__YOUR OBJECTIVE__. Reproduce all of the data exactly.

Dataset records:
^^^^^^^^

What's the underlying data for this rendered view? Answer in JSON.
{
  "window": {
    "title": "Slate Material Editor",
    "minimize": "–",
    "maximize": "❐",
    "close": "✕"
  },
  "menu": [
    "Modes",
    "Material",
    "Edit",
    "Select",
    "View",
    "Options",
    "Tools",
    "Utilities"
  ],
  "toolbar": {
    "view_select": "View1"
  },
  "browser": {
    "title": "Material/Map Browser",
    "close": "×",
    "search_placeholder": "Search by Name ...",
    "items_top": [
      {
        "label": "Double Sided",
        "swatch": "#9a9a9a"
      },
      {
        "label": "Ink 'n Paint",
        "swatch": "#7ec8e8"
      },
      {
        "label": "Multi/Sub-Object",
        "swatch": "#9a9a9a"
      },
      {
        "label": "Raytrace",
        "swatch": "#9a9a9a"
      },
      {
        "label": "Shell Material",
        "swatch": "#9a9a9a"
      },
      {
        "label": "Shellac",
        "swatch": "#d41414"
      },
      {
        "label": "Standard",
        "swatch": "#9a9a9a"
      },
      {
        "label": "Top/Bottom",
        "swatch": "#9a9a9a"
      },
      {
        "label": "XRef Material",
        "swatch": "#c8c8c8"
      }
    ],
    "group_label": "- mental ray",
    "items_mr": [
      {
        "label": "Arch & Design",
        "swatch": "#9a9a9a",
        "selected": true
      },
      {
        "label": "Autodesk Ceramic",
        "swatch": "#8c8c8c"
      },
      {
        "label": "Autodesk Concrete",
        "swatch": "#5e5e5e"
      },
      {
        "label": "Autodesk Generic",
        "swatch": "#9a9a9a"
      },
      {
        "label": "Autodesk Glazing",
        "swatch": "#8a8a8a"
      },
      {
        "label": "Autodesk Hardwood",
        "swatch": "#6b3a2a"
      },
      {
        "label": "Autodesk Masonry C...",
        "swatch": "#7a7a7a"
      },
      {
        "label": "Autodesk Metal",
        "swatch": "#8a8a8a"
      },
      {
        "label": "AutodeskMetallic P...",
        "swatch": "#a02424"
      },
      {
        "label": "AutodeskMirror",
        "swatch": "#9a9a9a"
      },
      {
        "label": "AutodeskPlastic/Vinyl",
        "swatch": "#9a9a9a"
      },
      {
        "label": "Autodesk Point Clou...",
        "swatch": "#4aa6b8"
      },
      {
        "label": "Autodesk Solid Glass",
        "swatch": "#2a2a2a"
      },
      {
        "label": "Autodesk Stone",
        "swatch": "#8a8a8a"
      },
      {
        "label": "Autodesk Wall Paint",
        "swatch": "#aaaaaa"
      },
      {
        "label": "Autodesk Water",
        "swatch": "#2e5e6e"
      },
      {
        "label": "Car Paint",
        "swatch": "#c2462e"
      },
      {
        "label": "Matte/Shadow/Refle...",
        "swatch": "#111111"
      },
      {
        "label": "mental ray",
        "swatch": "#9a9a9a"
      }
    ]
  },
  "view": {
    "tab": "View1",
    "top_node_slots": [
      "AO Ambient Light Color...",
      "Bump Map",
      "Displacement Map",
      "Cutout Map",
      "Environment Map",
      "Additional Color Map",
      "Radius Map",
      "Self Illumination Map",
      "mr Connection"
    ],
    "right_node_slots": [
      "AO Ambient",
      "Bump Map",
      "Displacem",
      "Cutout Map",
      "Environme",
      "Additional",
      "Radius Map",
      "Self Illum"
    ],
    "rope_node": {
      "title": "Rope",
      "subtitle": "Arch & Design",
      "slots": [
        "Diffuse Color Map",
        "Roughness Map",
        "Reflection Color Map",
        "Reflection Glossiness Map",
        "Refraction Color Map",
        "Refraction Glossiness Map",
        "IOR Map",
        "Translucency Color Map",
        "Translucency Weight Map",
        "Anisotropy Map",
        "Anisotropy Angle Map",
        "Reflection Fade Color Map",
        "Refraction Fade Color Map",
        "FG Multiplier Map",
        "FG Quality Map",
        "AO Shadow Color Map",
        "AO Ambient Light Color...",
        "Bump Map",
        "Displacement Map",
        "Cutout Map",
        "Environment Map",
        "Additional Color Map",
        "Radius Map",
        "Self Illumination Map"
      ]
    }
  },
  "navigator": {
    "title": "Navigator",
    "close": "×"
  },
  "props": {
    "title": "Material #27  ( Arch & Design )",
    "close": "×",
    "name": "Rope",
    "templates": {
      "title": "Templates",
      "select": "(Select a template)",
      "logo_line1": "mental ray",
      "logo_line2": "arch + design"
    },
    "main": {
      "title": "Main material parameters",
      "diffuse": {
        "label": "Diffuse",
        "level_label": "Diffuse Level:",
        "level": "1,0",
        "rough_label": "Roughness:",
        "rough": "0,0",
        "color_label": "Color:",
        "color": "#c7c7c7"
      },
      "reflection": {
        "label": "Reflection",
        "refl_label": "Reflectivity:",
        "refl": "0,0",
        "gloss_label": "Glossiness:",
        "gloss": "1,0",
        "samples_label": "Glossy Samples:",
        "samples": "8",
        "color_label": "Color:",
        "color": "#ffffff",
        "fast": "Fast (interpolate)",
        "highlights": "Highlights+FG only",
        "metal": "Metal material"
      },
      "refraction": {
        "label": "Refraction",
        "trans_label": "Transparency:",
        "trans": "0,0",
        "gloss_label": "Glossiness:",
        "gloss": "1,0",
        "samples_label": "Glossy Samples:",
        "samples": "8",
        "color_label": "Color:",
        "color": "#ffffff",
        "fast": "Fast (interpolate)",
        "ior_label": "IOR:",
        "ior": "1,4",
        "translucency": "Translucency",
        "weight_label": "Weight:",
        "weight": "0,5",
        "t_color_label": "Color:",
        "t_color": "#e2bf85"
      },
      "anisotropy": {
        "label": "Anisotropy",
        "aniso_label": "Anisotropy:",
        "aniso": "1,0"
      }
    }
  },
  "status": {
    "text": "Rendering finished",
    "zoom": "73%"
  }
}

^^^^^^^^

__OUTPUT FOR THIS EXERCISE__.
What's the underlying data for this rendered view? Answer in JSON.
{
  "window": {
    "title": "Slate Material Editor",
    "minimize": "–",
    "maximize": "❐",
    "close": "✕"
  },
  "menu": [
    "Modes",
    "Material",
    "Edit",
    "Select",
    "View",
    "Options",
    "Tools",
    "Utilities"
  ],
  "toolbar": {
    "view_select": "View1"
  },
  "browser": {
    "title": "Material/Map Browser",
    "close": "×",
    "search_placeholder": "Search by Name ...",
    "items_top": [
      {
        "label": "Double Sided",
        "swatch": "#9a9a9a"
      },
      {
        "label": "Ink 'n Paint",
        "swatch": "#7ec8e8"
      },
      {
        "label": "Multi/Sub-Object",
        "swatch": "#9a9a9a"
      },
      {
        "label": "Raytrace",
        "swatch": "#9a9a9a"
      },
      {
        "label": "Shell Material",
        "swatch": "#9a9a9a"
      },
      {
        "label": "Shellac",
        "swatch": "#d41414"
      },
      {
        "label": "Standard",
        "swatch": "#9a9a9a"
      },
      {
        "label": "Top/Bottom",
        "swatch": "#9a9a9a"
      },
      {
        "label": "XRef Material",
        "swatch": "#c8c8c8"
      }
    ],
    "group_label": "- mental ray",
    "items_mr": [
      {
        "label": "Arch & Design",
        "swatch": "#9a9a9a",
        "selected": true
      },
      {
        "label": "Autodesk Ceramic",
        "swatch": "#8c8c8c"
      },
      {
        "label": "Autodesk Concrete",
        "swatch": "#5e5e5e"
      },
      {
        "label": "Autodesk Generic",
        "swatch": "#9a9a9a"
      },
      {
        "label": "Autodesk Glazing",
        "swatch": "#8a8a8a"
      },
      {
        "label": "Autodesk Hardwood",
        "swatch": "#6b3a2a"
      },
      {
        "label": "Autodesk Masonry C...",
        "swatch": "#7a7a7a"
      },
      {
        "label": "Autodesk Metal",
        "swatch": "#8a8a8a"
      },
      {
        "label": "AutodeskMetallic P...",
        "swatch": "#a02424"
      },
      {
        "label": "AutodeskMirror",
        "swatch": "#9a9a9a"
      },
      {
        "label": "AutodeskPlastic/Vinyl",
        "swatch": "#9a9a9a"
      },
      {
        "label": "Autodesk Point Clou...",
        "swatch": "#4aa6b8"
      },
      {
        "label": "Autodesk Solid Glass",
        "swatch": "#2a2a2a"
      },
      {
        "label": "Autodesk Stone",
        "swatch": "#8a8a8a"
      },
      {
        "label": "Autodesk Wall Paint",
        "swatch": "#aaaaaa"
      },
      {
        "label": "Autodesk Water",
        "swatch": "#2e5e6e"
      },
      {
        "label": "Car Paint",
        "swatch": "#c2462e"
      },
      {
        "label": "Matte/Shadow/Refle...",
        "swatch": "#111111"
      },
      {
        "label": "mental ray",
        "swatch": "#9a9a9a"
      }
    ]
  },
  "view": {
    "tab": "View1",
    "top_node_slots": [
      "AO Ambient Light Color...",
      "Bump Map",
      "Displacement Map",
      "Cutout Map",
      "Environment Map",
      "Additional Color Map",
      "Radius Map",
      "Self Illumination Map",
      "mr Connection"
    ],
    "right_node_slots": [
      "AO Ambient",
      "Bump Map",
      "Displacem",
      "Cutout Map",
      "Environme",
      "Additional",
      "Radius Map",
      "Self Illum"
    ],
    "rope_node": {
      "title": "Rope",
      "subtitle": "Arch & Design",
      "slots": [
        "Diffuse Color Map",
        "Roughness Map",
        "Reflection Color Map",
        "Reflection Glossiness Map",
        "Refraction Color Map",
        "Refraction Glossiness Map",
        "IOR Map",
        "Translucency Color Map",
        "Translucency Weight Map",
        "Anisotropy Map",
        "Anisotropy Angle Map",
        "Reflection Fade Color Map",
        "Refraction Fade Color Map",
        "FG Multiplier Map",
        "FG Quality Map",
        "AO Shadow Color Map",
        "AO Ambient Light Color...",
        "Bump Map",
        "Displacement Map",
        "Cutout Map",
        "Environment Map",
        "Additional Color Map",
        "Radius Map",
        "Self Illumination Map"
      ]
    }
  },
  "navigator": {
    "title": "Navigator",
    "close": "×"
  },
  "props": {
    "title": "Material #27  ( Arch & Design )",
    "close": "×",
    "name": "Rope",
    "templates": {
      "title": "Templates",
      "select": "(Select a template)",
      "logo_line1": "mental ray",
      "logo_line2": "arch + design"
    },
    "main": {
      "title": "Main material parameters",
      "diffuse": {
        "label": "Diffuse",
        "level_label": "Diffuse Level:",
        "level": "1,0",
        "rough_label": "Roughness:",
        "rough": "0,0",
        "color_label": "Color:",
        "color": "#c7c7c7"
      },
      "reflection": {
        "label": "Reflection",
        "refl_label": "Reflectivity:",
        "refl": "0,0",
        "gloss_label": "Glossiness:",
        "gloss": "1,0",
        "samples_label": "Glossy Samples:",
        "samples": "8",
        "color_label": "Color:",
        "color": "#ffffff",
        "fast": "Fast (interpolate)",
        "highlights": "Highlights+FG only",
        "metal": "Metal material"
      },
      "refraction": {
        "label": "Refraction",
        "trans_label": "Transparency:",
        "trans": "0,0",
        "gloss_label": "Glossiness:",
        "gloss": "1,0",
        "samples_label": "Glossy Samples:",
        "samples": "8",
        "color_label": "Color:",
        "color": "#ffffff",
        "fast": "Fast (interpolate)",
        "ior_label": "IOR:",
        "ior": "1,4",
        "translucency": "Translucency",
        "weight_label": "Weight:",
        "weight": "0,5",
        "t_color_label": "Color:",
        "t_color": "#e2bf85"
      },
      "anisotropy": {
        "label": "Anisotropy",
        "aniso_label": "Anisotropy:",
        "aniso": "1,0"
      }
    }
  },
  "status": {
    "text": "Rendering finished",
    "zoom": "73%"
  }
}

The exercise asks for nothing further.